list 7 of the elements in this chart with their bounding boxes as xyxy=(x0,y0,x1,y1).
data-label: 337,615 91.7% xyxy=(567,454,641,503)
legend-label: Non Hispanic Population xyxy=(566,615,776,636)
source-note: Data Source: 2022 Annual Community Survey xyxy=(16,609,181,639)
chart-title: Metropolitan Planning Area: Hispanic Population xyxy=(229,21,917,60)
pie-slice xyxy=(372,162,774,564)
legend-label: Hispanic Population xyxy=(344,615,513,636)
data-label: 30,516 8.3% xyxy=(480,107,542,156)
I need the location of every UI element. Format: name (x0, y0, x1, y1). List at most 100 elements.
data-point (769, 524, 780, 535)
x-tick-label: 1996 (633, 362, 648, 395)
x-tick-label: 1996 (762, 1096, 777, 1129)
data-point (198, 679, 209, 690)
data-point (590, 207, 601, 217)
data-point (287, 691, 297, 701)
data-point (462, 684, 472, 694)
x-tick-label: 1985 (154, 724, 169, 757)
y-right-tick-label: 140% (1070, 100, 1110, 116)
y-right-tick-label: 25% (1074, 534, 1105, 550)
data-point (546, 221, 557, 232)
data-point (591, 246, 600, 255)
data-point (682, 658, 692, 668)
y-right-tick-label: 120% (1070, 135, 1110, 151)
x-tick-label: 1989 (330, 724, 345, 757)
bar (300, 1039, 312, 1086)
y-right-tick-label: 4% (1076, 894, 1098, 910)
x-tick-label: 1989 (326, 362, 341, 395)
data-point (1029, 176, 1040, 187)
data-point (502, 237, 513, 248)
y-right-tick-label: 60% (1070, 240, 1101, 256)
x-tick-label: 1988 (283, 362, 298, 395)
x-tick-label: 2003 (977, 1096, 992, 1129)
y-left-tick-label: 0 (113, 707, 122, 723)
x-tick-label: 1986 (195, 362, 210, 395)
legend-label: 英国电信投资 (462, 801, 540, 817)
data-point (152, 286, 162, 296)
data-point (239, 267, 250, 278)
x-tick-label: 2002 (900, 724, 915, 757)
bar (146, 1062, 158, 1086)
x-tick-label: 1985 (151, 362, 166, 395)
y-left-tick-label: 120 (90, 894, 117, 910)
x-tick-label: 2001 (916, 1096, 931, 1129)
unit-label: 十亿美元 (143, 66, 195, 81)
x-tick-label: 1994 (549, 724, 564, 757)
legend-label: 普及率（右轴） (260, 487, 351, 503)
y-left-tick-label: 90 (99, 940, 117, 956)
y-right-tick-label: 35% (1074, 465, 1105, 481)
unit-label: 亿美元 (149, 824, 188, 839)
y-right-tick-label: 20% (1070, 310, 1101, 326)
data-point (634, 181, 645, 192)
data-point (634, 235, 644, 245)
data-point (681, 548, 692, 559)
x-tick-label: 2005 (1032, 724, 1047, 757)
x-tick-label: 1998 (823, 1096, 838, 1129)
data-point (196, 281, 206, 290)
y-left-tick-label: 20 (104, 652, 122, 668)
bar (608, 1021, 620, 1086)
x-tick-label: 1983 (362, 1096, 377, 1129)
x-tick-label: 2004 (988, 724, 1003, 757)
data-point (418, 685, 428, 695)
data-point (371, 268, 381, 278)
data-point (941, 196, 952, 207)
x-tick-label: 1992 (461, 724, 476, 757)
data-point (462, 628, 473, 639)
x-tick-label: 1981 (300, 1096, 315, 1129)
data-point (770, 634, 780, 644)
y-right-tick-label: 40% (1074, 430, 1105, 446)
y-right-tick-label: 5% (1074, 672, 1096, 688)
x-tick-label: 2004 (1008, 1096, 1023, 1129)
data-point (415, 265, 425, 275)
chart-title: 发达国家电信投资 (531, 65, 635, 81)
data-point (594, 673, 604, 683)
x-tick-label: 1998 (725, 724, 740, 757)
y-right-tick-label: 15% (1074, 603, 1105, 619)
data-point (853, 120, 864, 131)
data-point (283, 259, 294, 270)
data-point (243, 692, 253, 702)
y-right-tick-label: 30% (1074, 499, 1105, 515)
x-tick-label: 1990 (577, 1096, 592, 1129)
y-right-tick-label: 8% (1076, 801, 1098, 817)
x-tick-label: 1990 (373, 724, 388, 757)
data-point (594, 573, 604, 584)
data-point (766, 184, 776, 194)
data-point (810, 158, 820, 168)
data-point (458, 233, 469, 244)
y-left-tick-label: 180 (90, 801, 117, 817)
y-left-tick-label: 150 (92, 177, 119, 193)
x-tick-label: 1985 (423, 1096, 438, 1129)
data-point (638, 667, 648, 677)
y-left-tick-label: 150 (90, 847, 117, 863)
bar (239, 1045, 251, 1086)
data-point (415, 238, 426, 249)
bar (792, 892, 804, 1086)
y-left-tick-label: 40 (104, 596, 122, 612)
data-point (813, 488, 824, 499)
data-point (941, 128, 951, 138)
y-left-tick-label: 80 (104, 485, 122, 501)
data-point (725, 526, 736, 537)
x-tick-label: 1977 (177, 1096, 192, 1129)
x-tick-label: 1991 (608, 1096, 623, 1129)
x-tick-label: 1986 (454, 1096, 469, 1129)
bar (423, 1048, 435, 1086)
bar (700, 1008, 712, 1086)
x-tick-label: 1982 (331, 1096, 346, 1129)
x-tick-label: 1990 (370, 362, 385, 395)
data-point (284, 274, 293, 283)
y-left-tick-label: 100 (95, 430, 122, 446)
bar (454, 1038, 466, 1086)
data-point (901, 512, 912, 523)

Exercise aim: Rewrite the records above, changing every "x-tick-label" to "x-axis-label" and leaving everything else unchanged.

Result of the exercise:
list 7 of the elements in this chart with their bounding boxes as xyxy=(x0,y0,x1,y1).
data-label: 337,615 91.7% xyxy=(567,454,641,503)
legend-label: Non Hispanic Population xyxy=(566,615,776,636)
source-note: Data Source: 2022 Annual Community Survey xyxy=(16,609,181,639)
chart-title: Metropolitan Planning Area: Hispanic Population xyxy=(229,21,917,60)
pie-slice xyxy=(372,162,774,564)
legend-label: Hispanic Population xyxy=(344,615,513,636)
data-label: 30,516 8.3% xyxy=(480,107,542,156)
I need the location of every UI element. Format: name (x0, y0, x1, y1). List at most 100 elements.
data-point (769, 524, 780, 535)
x-axis-label: 1996 (633, 362, 648, 395)
x-axis-label: 1996 (762, 1096, 777, 1129)
data-point (198, 679, 209, 690)
data-point (590, 207, 601, 217)
data-point (287, 691, 297, 701)
data-point (462, 684, 472, 694)
x-axis-label: 1985 (154, 724, 169, 757)
y-right-tick-label: 140% (1070, 100, 1110, 116)
y-right-tick-label: 25% (1074, 534, 1105, 550)
data-point (546, 221, 557, 232)
data-point (591, 246, 600, 255)
data-point (682, 658, 692, 668)
y-right-tick-label: 120% (1070, 135, 1110, 151)
x-axis-label: 1989 (330, 724, 345, 757)
bar (300, 1039, 312, 1086)
y-right-tick-label: 4% (1076, 894, 1098, 910)
x-axis-label: 1989 (326, 362, 341, 395)
data-point (1029, 176, 1040, 187)
data-point (502, 237, 513, 248)
y-right-tick-label: 60% (1070, 240, 1101, 256)
x-axis-label: 1988 (283, 362, 298, 395)
x-axis-label: 2003 (977, 1096, 992, 1129)
y-left-tick-label: 0 (113, 707, 122, 723)
x-axis-label: 1986 (195, 362, 210, 395)
legend-label: 英国电信投资 (462, 801, 540, 817)
data-point (152, 286, 162, 296)
data-point (239, 267, 250, 278)
x-axis-label: 2002 (900, 724, 915, 757)
bar (146, 1062, 158, 1086)
x-axis-label: 1985 (151, 362, 166, 395)
y-left-tick-label: 120 (90, 894, 117, 910)
x-axis-label: 2001 (916, 1096, 931, 1129)
unit-label: 十亿美元 (143, 66, 195, 81)
x-axis-label: 1994 (549, 724, 564, 757)
legend-label: 普及率（右轴） (260, 487, 351, 503)
y-left-tick-label: 90 (99, 940, 117, 956)
y-right-tick-label: 35% (1074, 465, 1105, 481)
unit-label: 亿美元 (149, 824, 188, 839)
y-right-tick-label: 20% (1070, 310, 1101, 326)
data-point (634, 181, 645, 192)
data-point (634, 235, 644, 245)
data-point (681, 548, 692, 559)
x-axis-label: 2005 (1032, 724, 1047, 757)
x-axis-label: 1998 (823, 1096, 838, 1129)
data-point (196, 281, 206, 290)
y-left-tick-label: 20 (104, 652, 122, 668)
bar (608, 1021, 620, 1086)
x-axis-label: 1983 (362, 1096, 377, 1129)
x-axis-label: 2004 (988, 724, 1003, 757)
data-point (418, 685, 428, 695)
data-point (371, 268, 381, 278)
data-point (941, 196, 952, 207)
x-axis-label: 1992 (461, 724, 476, 757)
data-point (462, 628, 473, 639)
x-axis-label: 1981 (300, 1096, 315, 1129)
data-point (770, 634, 780, 644)
y-right-tick-label: 40% (1074, 430, 1105, 446)
y-right-tick-label: 5% (1074, 672, 1096, 688)
x-axis-label: 2004 (1008, 1096, 1023, 1129)
data-point (415, 265, 425, 275)
chart-title: 发达国家电信投资 (531, 65, 635, 81)
data-point (594, 673, 604, 683)
x-axis-label: 1998 (725, 724, 740, 757)
y-right-tick-label: 15% (1074, 603, 1105, 619)
data-point (853, 120, 864, 131)
data-point (283, 259, 294, 270)
data-point (243, 692, 253, 702)
y-right-tick-label: 30% (1074, 499, 1105, 515)
x-axis-label: 1990 (577, 1096, 592, 1129)
y-right-tick-label: 8% (1076, 801, 1098, 817)
x-axis-label: 1990 (373, 724, 388, 757)
data-point (594, 573, 604, 584)
data-point (766, 184, 776, 194)
data-point (810, 158, 820, 168)
data-point (458, 233, 469, 244)
y-left-tick-label: 180 (90, 801, 117, 817)
y-left-tick-label: 150 (92, 177, 119, 193)
x-axis-label: 1985 (423, 1096, 438, 1129)
data-point (638, 667, 648, 677)
y-left-tick-label: 150 (90, 847, 117, 863)
bar (239, 1045, 251, 1086)
data-point (415, 238, 426, 249)
bar (792, 892, 804, 1086)
y-left-tick-label: 40 (104, 596, 122, 612)
data-point (813, 488, 824, 499)
data-point (941, 128, 951, 138)
y-left-tick-label: 80 (104, 485, 122, 501)
data-point (725, 526, 736, 537)
x-axis-label: 1977 (177, 1096, 192, 1129)
x-axis-label: 1991 (608, 1096, 623, 1129)
x-axis-label: 1986 (454, 1096, 469, 1129)
bar (423, 1048, 435, 1086)
bar (700, 1008, 712, 1086)
x-axis-label: 1982 (331, 1096, 346, 1129)
x-axis-label: 1990 (370, 362, 385, 395)
data-point (284, 274, 293, 283)
y-left-tick-label: 100 (95, 430, 122, 446)
bar (454, 1038, 466, 1086)
data-point (901, 512, 912, 523)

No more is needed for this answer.